Retype the whole listing, please, keeping every line exact and dropping the pictures.

** Start Dataset extract **

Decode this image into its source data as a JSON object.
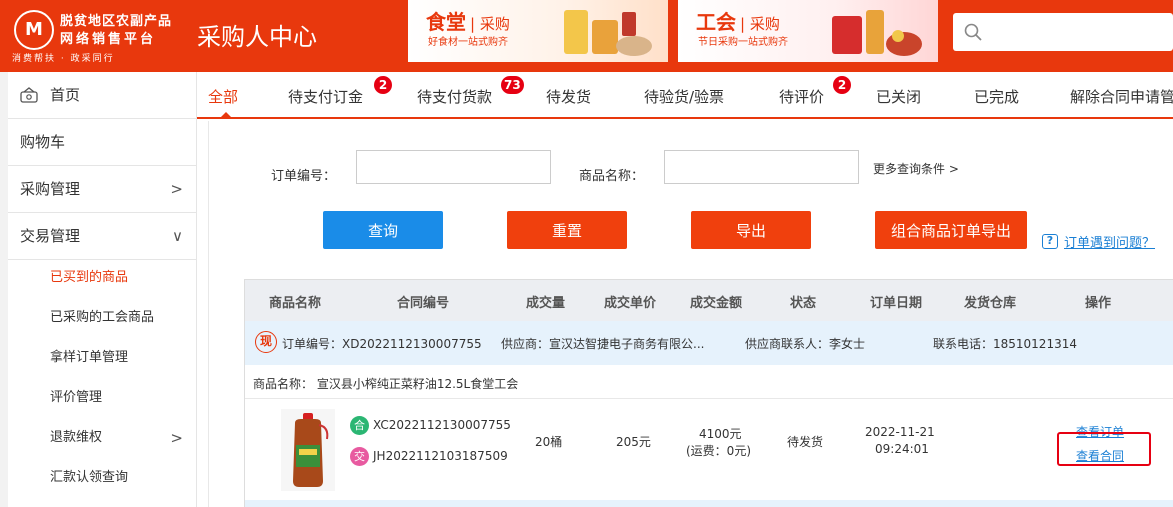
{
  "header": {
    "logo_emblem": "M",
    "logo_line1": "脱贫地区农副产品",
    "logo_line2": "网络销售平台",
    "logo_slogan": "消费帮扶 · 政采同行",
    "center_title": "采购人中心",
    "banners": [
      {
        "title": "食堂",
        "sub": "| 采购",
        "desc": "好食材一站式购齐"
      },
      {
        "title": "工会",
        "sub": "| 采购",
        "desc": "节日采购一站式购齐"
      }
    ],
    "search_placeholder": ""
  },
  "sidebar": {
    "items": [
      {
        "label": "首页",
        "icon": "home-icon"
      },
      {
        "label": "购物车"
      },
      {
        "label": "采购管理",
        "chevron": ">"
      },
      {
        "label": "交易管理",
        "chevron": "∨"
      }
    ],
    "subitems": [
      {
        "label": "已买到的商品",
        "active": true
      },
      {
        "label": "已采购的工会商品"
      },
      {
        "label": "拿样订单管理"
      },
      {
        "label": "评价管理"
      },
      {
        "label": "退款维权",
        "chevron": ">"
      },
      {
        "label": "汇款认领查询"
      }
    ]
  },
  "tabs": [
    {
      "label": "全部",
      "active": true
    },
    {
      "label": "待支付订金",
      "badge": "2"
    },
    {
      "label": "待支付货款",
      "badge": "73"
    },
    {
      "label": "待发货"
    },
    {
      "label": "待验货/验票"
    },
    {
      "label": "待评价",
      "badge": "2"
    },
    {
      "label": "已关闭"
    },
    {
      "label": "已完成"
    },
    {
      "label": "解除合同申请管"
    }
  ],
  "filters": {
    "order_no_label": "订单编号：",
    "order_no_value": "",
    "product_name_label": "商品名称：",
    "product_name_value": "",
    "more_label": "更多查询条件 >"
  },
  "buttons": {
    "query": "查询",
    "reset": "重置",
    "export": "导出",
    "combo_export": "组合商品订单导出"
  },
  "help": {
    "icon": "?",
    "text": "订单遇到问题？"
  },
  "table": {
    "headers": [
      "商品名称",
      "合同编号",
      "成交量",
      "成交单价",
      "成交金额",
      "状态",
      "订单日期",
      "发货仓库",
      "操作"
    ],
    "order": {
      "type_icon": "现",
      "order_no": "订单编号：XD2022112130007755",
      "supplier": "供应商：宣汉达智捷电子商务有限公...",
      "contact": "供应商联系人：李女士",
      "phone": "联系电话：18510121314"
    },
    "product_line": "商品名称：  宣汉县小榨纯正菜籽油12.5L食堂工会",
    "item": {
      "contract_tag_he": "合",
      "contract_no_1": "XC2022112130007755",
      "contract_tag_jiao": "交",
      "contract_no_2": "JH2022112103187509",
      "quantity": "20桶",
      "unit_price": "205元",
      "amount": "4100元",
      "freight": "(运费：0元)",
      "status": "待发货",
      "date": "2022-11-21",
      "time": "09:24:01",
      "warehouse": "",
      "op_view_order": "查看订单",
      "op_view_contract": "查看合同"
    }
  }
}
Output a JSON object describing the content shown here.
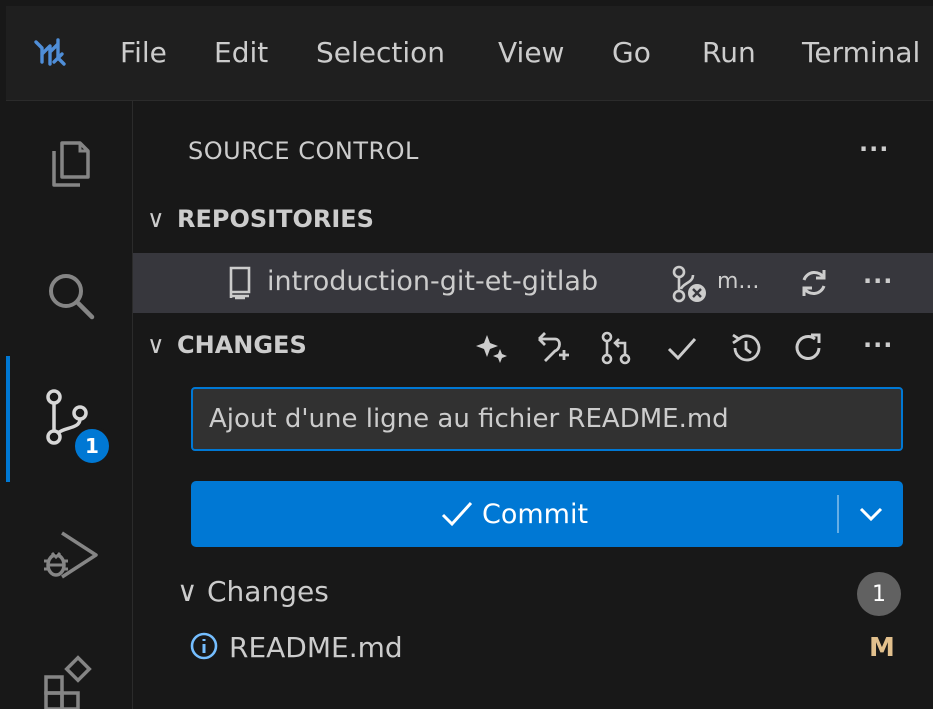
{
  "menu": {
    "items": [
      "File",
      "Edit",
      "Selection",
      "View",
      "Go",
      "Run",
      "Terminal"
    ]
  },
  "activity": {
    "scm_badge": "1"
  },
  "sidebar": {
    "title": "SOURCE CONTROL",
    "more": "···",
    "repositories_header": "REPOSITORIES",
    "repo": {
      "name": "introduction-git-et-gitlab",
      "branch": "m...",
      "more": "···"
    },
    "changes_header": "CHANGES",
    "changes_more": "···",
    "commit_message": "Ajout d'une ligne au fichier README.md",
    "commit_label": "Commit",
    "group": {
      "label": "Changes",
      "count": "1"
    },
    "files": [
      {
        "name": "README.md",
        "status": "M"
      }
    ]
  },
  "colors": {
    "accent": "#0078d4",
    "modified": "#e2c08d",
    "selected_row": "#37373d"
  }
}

** End Dataset extract **

● Task result
Decode this image into its source data as a JSON object.
{
  "header": {
    "logo_emblem": "M",
    "logo_line1": "脱贫地区农副产品",
    "logo_line2": "网络销售平台",
    "logo_slogan": "消费帮扶 · 政采同行",
    "center_title": "采购人中心",
    "banners": [
      {
        "title": "食堂",
        "sub": "| 采购",
        "desc": "好食材一站式购齐"
      },
      {
        "title": "工会",
        "sub": "| 采购",
        "desc": "节日采购一站式购齐"
      }
    ],
    "search_placeholder": ""
  },
  "sidebar": {
    "items": [
      {
        "label": "首页",
        "icon": "home-icon"
      },
      {
        "label": "购物车"
      },
      {
        "label": "采购管理",
        "chevron": ">"
      },
      {
        "label": "交易管理",
        "chevron": "∨"
      }
    ],
    "subitems": [
      {
        "label": "已买到的商品",
        "active": true
      },
      {
        "label": "已采购的工会商品"
      },
      {
        "label": "拿样订单管理"
      },
      {
        "label": "评价管理"
      },
      {
        "label": "退款维权",
        "chevron": ">"
      },
      {
        "label": "汇款认领查询"
      }
    ]
  },
  "tabs": [
    {
      "label": "全部",
      "active": true
    },
    {
      "label": "待支付订金",
      "badge": "2"
    },
    {
      "label": "待支付货款",
      "badge": "73"
    },
    {
      "label": "待发货"
    },
    {
      "label": "待验货/验票"
    },
    {
      "label": "待评价",
      "badge": "2"
    },
    {
      "label": "已关闭"
    },
    {
      "label": "已完成"
    },
    {
      "label": "解除合同申请管"
    }
  ],
  "filters": {
    "order_no_label": "订单编号：",
    "order_no_value": "",
    "product_name_label": "商品名称：",
    "product_name_value": "",
    "more_label": "更多查询条件 >"
  },
  "buttons": {
    "query": "查询",
    "reset": "重置",
    "export": "导出",
    "combo_export": "组合商品订单导出"
  },
  "help": {
    "icon": "?",
    "text": "订单遇到问题？"
  },
  "table": {
    "headers": [
      "商品名称",
      "合同编号",
      "成交量",
      "成交单价",
      "成交金额",
      "状态",
      "订单日期",
      "发货仓库",
      "操作"
    ],
    "order": {
      "type_icon": "现",
      "order_no": "订单编号：XD2022112130007755",
      "supplier": "供应商：宣汉达智捷电子商务有限公...",
      "contact": "供应商联系人：李女士",
      "phone": "联系电话：18510121314"
    },
    "product_line": "商品名称：  宣汉县小榨纯正菜籽油12.5L食堂工会",
    "item": {
      "contract_tag_he": "合",
      "contract_no_1": "XC2022112130007755",
      "contract_tag_jiao": "交",
      "contract_no_2": "JH2022112103187509",
      "quantity": "20桶",
      "unit_price": "205元",
      "amount": "4100元",
      "freight": "(运费：0元)",
      "status": "待发货",
      "date": "2022-11-21",
      "time": "09:24:01",
      "warehouse": "",
      "op_view_order": "查看订单",
      "op_view_contract": "查看合同"
    }
  }
}
Output a JSON object describing the content shown here.
{
  "menu": {
    "items": [
      "File",
      "Edit",
      "Selection",
      "View",
      "Go",
      "Run",
      "Terminal"
    ]
  },
  "activity": {
    "scm_badge": "1"
  },
  "sidebar": {
    "title": "SOURCE CONTROL",
    "more": "···",
    "repositories_header": "REPOSITORIES",
    "repo": {
      "name": "introduction-git-et-gitlab",
      "branch": "m...",
      "more": "···"
    },
    "changes_header": "CHANGES",
    "changes_more": "···",
    "commit_message": "Ajout d'une ligne au fichier README.md",
    "commit_label": "Commit",
    "group": {
      "label": "Changes",
      "count": "1"
    },
    "files": [
      {
        "name": "README.md",
        "status": "M"
      }
    ]
  },
  "colors": {
    "accent": "#0078d4",
    "modified": "#e2c08d",
    "selected_row": "#37373d"
  }
}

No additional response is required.